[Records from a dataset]
----------------------------------------

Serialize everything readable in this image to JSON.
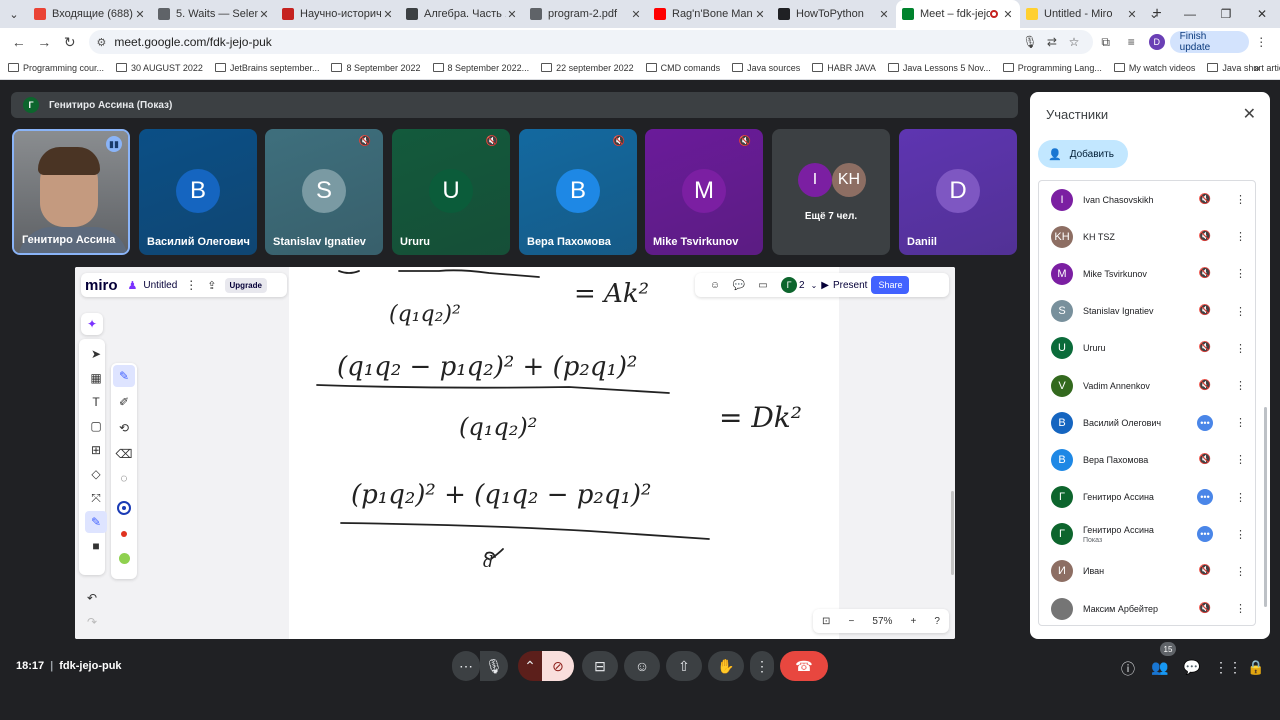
{
  "browser": {
    "tabs": [
      {
        "title": "Входящие (688) - da",
        "color": "#ea4335",
        "active": false
      },
      {
        "title": "5. Waits — Selenium",
        "color": "#5f6368",
        "active": false
      },
      {
        "title": "Научно-историческ",
        "color": "#c5221f",
        "active": false
      },
      {
        "title": "Алгебра. Часть 1 | С",
        "color": "#3c4043",
        "active": false
      },
      {
        "title": "program-2.pdf",
        "color": "#5f6368",
        "active": false
      },
      {
        "title": "Rag'n'Bone Man - Li",
        "color": "#ff0000",
        "active": false
      },
      {
        "title": "HowToPython",
        "color": "#202124",
        "active": false
      },
      {
        "title": "Meet – fdk-jejo-p",
        "color": "#00832d",
        "active": true
      },
      {
        "title": "Untitled - Miro",
        "color": "#ffd02f",
        "active": false
      }
    ],
    "url": "meet.google.com/fdk-jejo-puk",
    "profile_initial": "D",
    "finish_update": "Finish update",
    "bookmarks": [
      "Programming cour...",
      "30 AUGUST 2022",
      "JetBrains september...",
      "8 September 2022",
      "8 September 2022...",
      "22 september 2022",
      "CMD comands",
      "Java sources",
      "HABR JAVA",
      "Java Lessons 5 Nov...",
      "Programming Lang...",
      "My watch videos",
      "Java short articles"
    ]
  },
  "meet": {
    "presenting_label": "Генитиро Ассина (Показ)",
    "presenting_initial": "Г",
    "tiles": [
      {
        "name": "Генитиро Ассина",
        "initial": "",
        "bg": "#6b6f75",
        "avatar": "",
        "camera": true,
        "speaking": true
      },
      {
        "name": "Василий Олегович",
        "initial": "В",
        "bg": "#0b4f86",
        "avatar": "#1565c0",
        "muted": false
      },
      {
        "name": "Stanislav Ignatiev",
        "initial": "S",
        "bg": "#3e6f7d",
        "avatar": "#7a9aa3",
        "muted": true
      },
      {
        "name": "Ururu",
        "initial": "U",
        "bg": "#135a3c",
        "avatar": "#0b5c3a",
        "muted": true
      },
      {
        "name": "Вера Пахомова",
        "initial": "В",
        "bg": "#1369a0",
        "avatar": "#1e88e5",
        "muted": true
      },
      {
        "name": "Mike Tsvirkunov",
        "initial": "M",
        "bg": "#6a1b9a",
        "avatar": "#7b1fa2",
        "muted": true
      },
      {
        "name": "Daniil",
        "initial": "D",
        "bg": "#5e35b1",
        "avatar": "#7e57c2",
        "muted": false
      }
    ],
    "more_tile": {
      "label": "Ещё 7 чел.",
      "initial_1": "I",
      "initial_2": "KH"
    },
    "panel": {
      "title": "Участники",
      "add_label": "Добавить",
      "participants": [
        {
          "initial": "I",
          "name": "Ivan Chasovskikh",
          "color": "#7b1fa2",
          "status": "muted"
        },
        {
          "initial": "KH",
          "name": "KH TSZ",
          "color": "#8d6e63",
          "status": "muted"
        },
        {
          "initial": "M",
          "name": "Mike Tsvirkunov",
          "color": "#7b1fa2",
          "status": "muted"
        },
        {
          "initial": "S",
          "name": "Stanislav Ignatiev",
          "color": "#78909c",
          "status": "muted"
        },
        {
          "initial": "U",
          "name": "Ururu",
          "color": "#0b6b3a",
          "status": "muted"
        },
        {
          "initial": "V",
          "name": "Vadim Annenkov",
          "color": "#33691e",
          "status": "muted"
        },
        {
          "initial": "В",
          "name": "Василий Олегович",
          "color": "#1565c0",
          "status": "active"
        },
        {
          "initial": "В",
          "name": "Вера Пахомова",
          "color": "#1e88e5",
          "status": "muted"
        },
        {
          "initial": "Г",
          "name": "Генитиро Ассина",
          "color": "#0d652d",
          "status": "active"
        },
        {
          "initial": "Г",
          "name": "Генитиро Ассина",
          "sub": "Показ",
          "color": "#0d652d",
          "status": "active"
        },
        {
          "initial": "И",
          "name": "Иван",
          "color": "#8d6e63",
          "status": "muted"
        },
        {
          "initial": "",
          "name": "Максим Арбейтер",
          "color": "#757575",
          "status": "muted"
        }
      ]
    },
    "bottom": {
      "time": "18:17",
      "meeting_code": "fdk-jejo-puk",
      "participants_badge": "15"
    }
  },
  "miro": {
    "logo": "miro",
    "board_name": "Untitled",
    "upgrade_label": "Upgrade",
    "collaborators_count": "2",
    "collab_initial": "Г",
    "present_label": "Present",
    "share_label": "Share",
    "zoom": "57%",
    "handwriting": {
      "line1_den": "(q₁q₂)²",
      "line1_rhs": "= Ak²",
      "line2_num": "(q₁q₂ − p₁q₂)² + (p₂q₁)²",
      "line2_den": "(q₁q₂)²",
      "line2_rhs": "= Dk²",
      "line3_num": "(p₁q₂)² + (q₁q₂ − p₂q₁)²",
      "line3_den": "d"
    }
  },
  "colors": {
    "meet_bg": "#202124",
    "end_call": "#e8473f",
    "miro_accent": "#4262ff"
  }
}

----------------------------------------

→ **TASK DIRECTIONS**:
Working from the lines above, reproduce the material exactly and exclude its pictures.

→ **OUTPUT FOR THIS TASK**:
Serialize everything readable in this image to JSON.
{
  "browser": {
    "tabs": [
      {
        "title": "Входящие (688) - da",
        "color": "#ea4335",
        "active": false
      },
      {
        "title": "5. Waits — Selenium",
        "color": "#5f6368",
        "active": false
      },
      {
        "title": "Научно-историческ",
        "color": "#c5221f",
        "active": false
      },
      {
        "title": "Алгебра. Часть 1 | С",
        "color": "#3c4043",
        "active": false
      },
      {
        "title": "program-2.pdf",
        "color": "#5f6368",
        "active": false
      },
      {
        "title": "Rag'n'Bone Man - Li",
        "color": "#ff0000",
        "active": false
      },
      {
        "title": "HowToPython",
        "color": "#202124",
        "active": false
      },
      {
        "title": "Meet – fdk-jejo-p",
        "color": "#00832d",
        "active": true
      },
      {
        "title": "Untitled - Miro",
        "color": "#ffd02f",
        "active": false
      }
    ],
    "url": "meet.google.com/fdk-jejo-puk",
    "profile_initial": "D",
    "finish_update": "Finish update",
    "bookmarks": [
      "Programming cour...",
      "30 AUGUST 2022",
      "JetBrains september...",
      "8 September 2022",
      "8 September 2022...",
      "22 september 2022",
      "CMD comands",
      "Java sources",
      "HABR JAVA",
      "Java Lessons 5 Nov...",
      "Programming Lang...",
      "My watch videos",
      "Java short articles"
    ]
  },
  "meet": {
    "presenting_label": "Генитиро Ассина (Показ)",
    "presenting_initial": "Г",
    "tiles": [
      {
        "name": "Генитиро Ассина",
        "initial": "",
        "bg": "#6b6f75",
        "avatar": "",
        "camera": true,
        "speaking": true
      },
      {
        "name": "Василий Олегович",
        "initial": "В",
        "bg": "#0b4f86",
        "avatar": "#1565c0",
        "muted": false
      },
      {
        "name": "Stanislav Ignatiev",
        "initial": "S",
        "bg": "#3e6f7d",
        "avatar": "#7a9aa3",
        "muted": true
      },
      {
        "name": "Ururu",
        "initial": "U",
        "bg": "#135a3c",
        "avatar": "#0b5c3a",
        "muted": true
      },
      {
        "name": "Вера Пахомова",
        "initial": "В",
        "bg": "#1369a0",
        "avatar": "#1e88e5",
        "muted": true
      },
      {
        "name": "Mike Tsvirkunov",
        "initial": "M",
        "bg": "#6a1b9a",
        "avatar": "#7b1fa2",
        "muted": true
      },
      {
        "name": "Daniil",
        "initial": "D",
        "bg": "#5e35b1",
        "avatar": "#7e57c2",
        "muted": false
      }
    ],
    "more_tile": {
      "label": "Ещё 7 чел.",
      "initial_1": "I",
      "initial_2": "KH"
    },
    "panel": {
      "title": "Участники",
      "add_label": "Добавить",
      "participants": [
        {
          "initial": "I",
          "name": "Ivan Chasovskikh",
          "color": "#7b1fa2",
          "status": "muted"
        },
        {
          "initial": "KH",
          "name": "KH TSZ",
          "color": "#8d6e63",
          "status": "muted"
        },
        {
          "initial": "M",
          "name": "Mike Tsvirkunov",
          "color": "#7b1fa2",
          "status": "muted"
        },
        {
          "initial": "S",
          "name": "Stanislav Ignatiev",
          "color": "#78909c",
          "status": "muted"
        },
        {
          "initial": "U",
          "name": "Ururu",
          "color": "#0b6b3a",
          "status": "muted"
        },
        {
          "initial": "V",
          "name": "Vadim Annenkov",
          "color": "#33691e",
          "status": "muted"
        },
        {
          "initial": "В",
          "name": "Василий Олегович",
          "color": "#1565c0",
          "status": "active"
        },
        {
          "initial": "В",
          "name": "Вера Пахомова",
          "color": "#1e88e5",
          "status": "muted"
        },
        {
          "initial": "Г",
          "name": "Генитиро Ассина",
          "color": "#0d652d",
          "status": "active"
        },
        {
          "initial": "Г",
          "name": "Генитиро Ассина",
          "sub": "Показ",
          "color": "#0d652d",
          "status": "active"
        },
        {
          "initial": "И",
          "name": "Иван",
          "color": "#8d6e63",
          "status": "muted"
        },
        {
          "initial": "",
          "name": "Максим Арбейтер",
          "color": "#757575",
          "status": "muted"
        }
      ]
    },
    "bottom": {
      "time": "18:17",
      "meeting_code": "fdk-jejo-puk",
      "participants_badge": "15"
    }
  },
  "miro": {
    "logo": "miro",
    "board_name": "Untitled",
    "upgrade_label": "Upgrade",
    "collaborators_count": "2",
    "collab_initial": "Г",
    "present_label": "Present",
    "share_label": "Share",
    "zoom": "57%",
    "handwriting": {
      "line1_den": "(q₁q₂)²",
      "line1_rhs": "= Ak²",
      "line2_num": "(q₁q₂ − p₁q₂)² + (p₂q₁)²",
      "line2_den": "(q₁q₂)²",
      "line2_rhs": "= Dk²",
      "line3_num": "(p₁q₂)² + (q₁q₂ − p₂q₁)²",
      "line3_den": "d"
    }
  },
  "colors": {
    "meet_bg": "#202124",
    "end_call": "#e8473f",
    "miro_accent": "#4262ff"
  }
}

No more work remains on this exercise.